Exercise goal:
Gather, from the listing beneath this task, every line holding the string "großen".

Supplied data:
────────

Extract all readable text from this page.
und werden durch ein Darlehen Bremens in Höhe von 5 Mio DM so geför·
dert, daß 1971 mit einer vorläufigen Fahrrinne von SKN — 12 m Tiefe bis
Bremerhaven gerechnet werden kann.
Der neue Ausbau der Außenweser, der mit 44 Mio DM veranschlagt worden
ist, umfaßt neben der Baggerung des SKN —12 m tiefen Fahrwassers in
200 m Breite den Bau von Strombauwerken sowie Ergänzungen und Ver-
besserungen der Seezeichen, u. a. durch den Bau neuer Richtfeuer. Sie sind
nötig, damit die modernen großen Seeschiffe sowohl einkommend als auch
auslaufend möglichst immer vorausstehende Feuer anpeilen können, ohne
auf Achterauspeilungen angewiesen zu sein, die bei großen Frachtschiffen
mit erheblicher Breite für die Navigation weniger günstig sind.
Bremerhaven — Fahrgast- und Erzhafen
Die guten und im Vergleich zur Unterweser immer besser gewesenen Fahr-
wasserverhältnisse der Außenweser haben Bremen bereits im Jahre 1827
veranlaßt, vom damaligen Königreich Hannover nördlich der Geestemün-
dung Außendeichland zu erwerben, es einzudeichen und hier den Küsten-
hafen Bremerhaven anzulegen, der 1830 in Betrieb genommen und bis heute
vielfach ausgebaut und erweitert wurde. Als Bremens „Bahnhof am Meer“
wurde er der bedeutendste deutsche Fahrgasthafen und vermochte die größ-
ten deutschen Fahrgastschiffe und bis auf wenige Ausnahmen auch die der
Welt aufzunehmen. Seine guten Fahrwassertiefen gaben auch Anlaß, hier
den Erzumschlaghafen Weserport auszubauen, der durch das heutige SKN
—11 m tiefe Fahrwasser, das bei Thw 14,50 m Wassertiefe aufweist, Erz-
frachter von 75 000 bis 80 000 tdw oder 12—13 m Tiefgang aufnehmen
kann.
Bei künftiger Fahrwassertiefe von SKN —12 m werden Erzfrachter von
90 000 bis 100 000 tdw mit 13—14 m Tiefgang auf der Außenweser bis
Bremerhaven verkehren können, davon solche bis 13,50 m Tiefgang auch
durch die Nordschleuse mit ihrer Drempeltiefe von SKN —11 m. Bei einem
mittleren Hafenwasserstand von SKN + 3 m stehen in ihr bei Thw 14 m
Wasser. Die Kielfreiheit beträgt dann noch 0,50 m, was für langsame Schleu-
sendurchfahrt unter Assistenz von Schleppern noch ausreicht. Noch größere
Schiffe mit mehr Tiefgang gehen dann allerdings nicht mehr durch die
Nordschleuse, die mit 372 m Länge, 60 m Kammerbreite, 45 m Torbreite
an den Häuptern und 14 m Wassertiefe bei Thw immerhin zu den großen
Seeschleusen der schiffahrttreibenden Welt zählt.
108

────────

The answer:
nötig, damit die modernen großen Seeschiffe sowohl einkommend als auch
auf Achterauspeilungen angewiesen zu sein, die bei großen Frachtschiffen
an den Häuptern und 14 m Wassertiefe bei Thw immerhin zu den großen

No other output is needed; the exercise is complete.